--- Consigne 1 ---
D'après l'article sur la nouvelle constitution ivoirienne, qui préside le comité d'experts sur la Constitution ?

--- Extrait du texte ---
Côte-d’Ivoire: De l’obsolescence du ET et OU

Le juriste Ouraga Obou, président du comité d'experts sur la Constitution
Le juriste Ouraga Obou, président du comité d’experts sur la Constitution

Une contribution de Savané Ali Sy

Comme prévu, Le processus d’élaboration d’une nouvelle constitution a été lancé par l’actuelle majorité. Il est de plus en plus question de mise en place d’un sénat et de la création d’un poste de vice-président. Il va sans dire que de telles innovations dans la constitution à venir sont cruciales et qu’elles représentent de grands bouleversements-beaucoup plus qu’on ne l’estime- dans le vécu socio-historico-politique de notre pays. De surcroit, leur mise en place-sauf éclaircissements souhaitables- entrainera selon nous, plusieurs points d’achoppements sur lesquelles, les ivoiriens (citoyens-juristes-intellectuels-écrivains…) gagneraient à débattre.

--- Consigne 2 ---
Recopie mot pour mot toutes les rangées de données ci-dessous, sans y mettre les images.

--- Données fournies ---
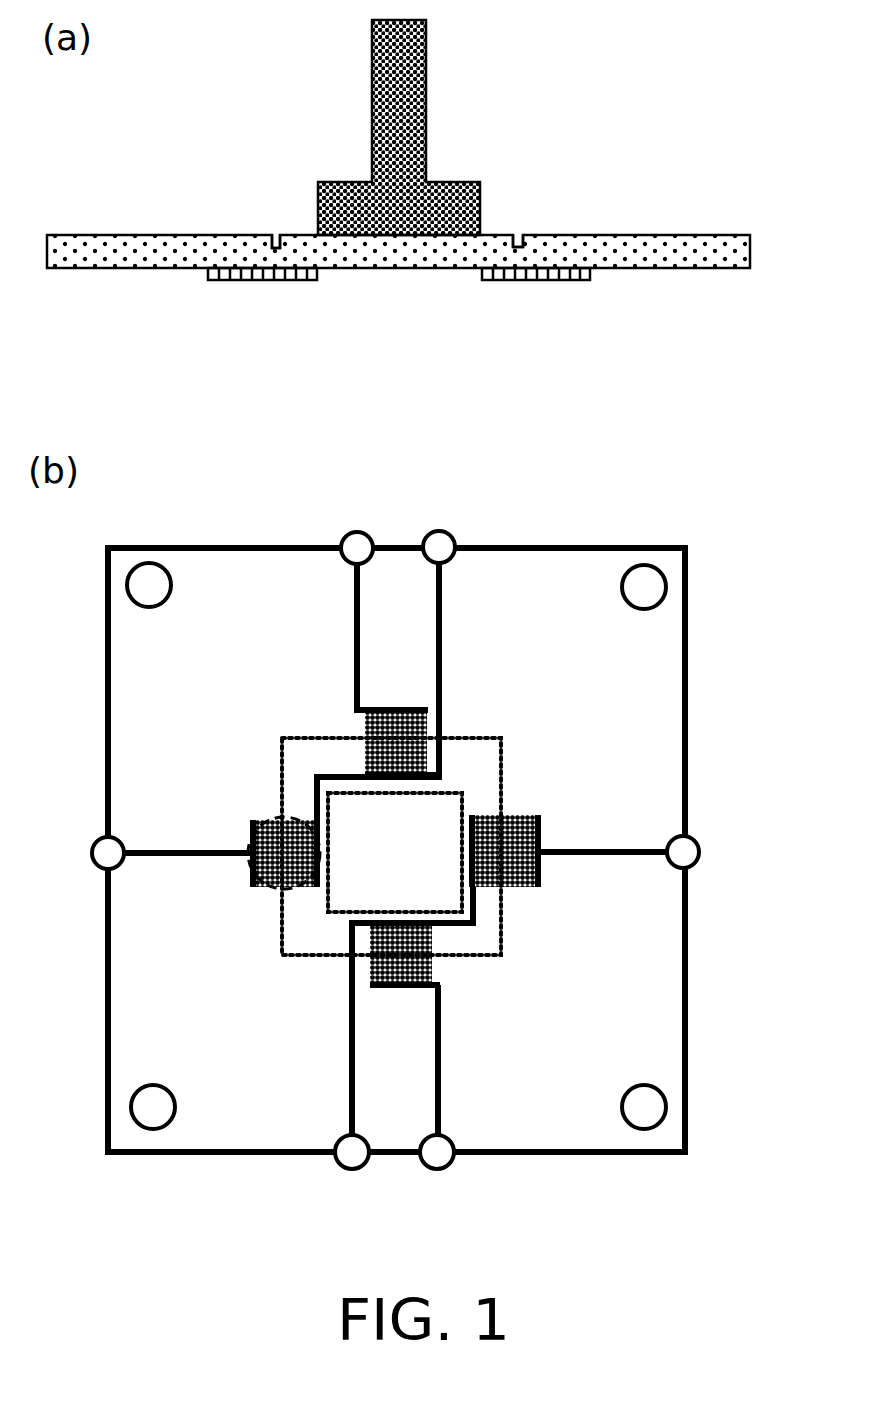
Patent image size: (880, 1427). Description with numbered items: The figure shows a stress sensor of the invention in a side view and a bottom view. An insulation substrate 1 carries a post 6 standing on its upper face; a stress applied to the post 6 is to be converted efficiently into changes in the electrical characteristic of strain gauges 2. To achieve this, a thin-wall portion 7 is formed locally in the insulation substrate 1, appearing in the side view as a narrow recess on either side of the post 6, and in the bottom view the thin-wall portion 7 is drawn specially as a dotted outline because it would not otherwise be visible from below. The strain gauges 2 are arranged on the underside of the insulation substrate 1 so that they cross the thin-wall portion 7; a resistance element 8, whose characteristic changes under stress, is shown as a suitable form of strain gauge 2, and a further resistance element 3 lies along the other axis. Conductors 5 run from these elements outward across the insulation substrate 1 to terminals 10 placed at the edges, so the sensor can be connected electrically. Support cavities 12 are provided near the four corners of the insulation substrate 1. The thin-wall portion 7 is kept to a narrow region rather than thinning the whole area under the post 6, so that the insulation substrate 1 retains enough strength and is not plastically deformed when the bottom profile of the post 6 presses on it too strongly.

The insulation substrate 1 is at (637, 245).
The strain gauge 2 is at (580, 282).
The resistance element 3 is at (362, 712).
The conductor 5 is at (652, 848).
The post 6 is at (425, 108).
The thin-wall portion 7 is at (518, 233).
The resistance element 8 is at (283, 892).
The terminal 10 is at (683, 855).
The support cavity 12 is at (637, 588).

--- Réponse rédigée 1 ---
Le juriste Ouraga Obou.

--- Réponse rédigée 2 ---
Patent image size: (880, 1427). Description with numbered items: The figure shows a stress sensor of the invention in a side view and a bottom view. An insulation substrate 1 carries a post 6 standing on its upper face; a stress applied to the post 6 is to be converted efficiently into changes in the electrical characteristic of strain gauges 2. To achieve this, a thin-wall portion 7 is formed locally in the insulation substrate 1, appearing in the side view as a narrow recess on either side of the post 6, and in the bottom view the thin-wall portion 7 is drawn specially as a dotted outline because it would not otherwise be visible from below. The strain gauges 2 are arranged on the underside of the insulation substrate 1 so that they cross the thin-wall portion 7; a resistance element 8, whose characteristic changes under stress, is shown as a suitable form of strain gauge 2, and a further resistance element 3 lies along the other axis. Conductors 5 run from these elements outward across the insulation substrate 1 to terminals 10 placed at the edges, so the sensor can be connected electrically. Support cavities 12 are provided near the four corners of the insulation substrate 1. The thin-wall portion 7 is kept to a narrow region rather than thinning the whole area under the post 6, so that the insulation substrate 1 retains enough strength and is not plastically deformed when the bottom profile of the post 6 presses on it too strongly.

The insulation substrate 1 is at (637, 245).
The strain gauge 2 is at (580, 282).
The resistance element 3 is at (362, 712).
The conductor 5 is at (652, 848).
The post 6 is at (425, 108).
The thin-wall portion 7 is at (518, 233).
The resistance element 8 is at (283, 892).
The terminal 10 is at (683, 855).
The support cavity 12 is at (637, 588).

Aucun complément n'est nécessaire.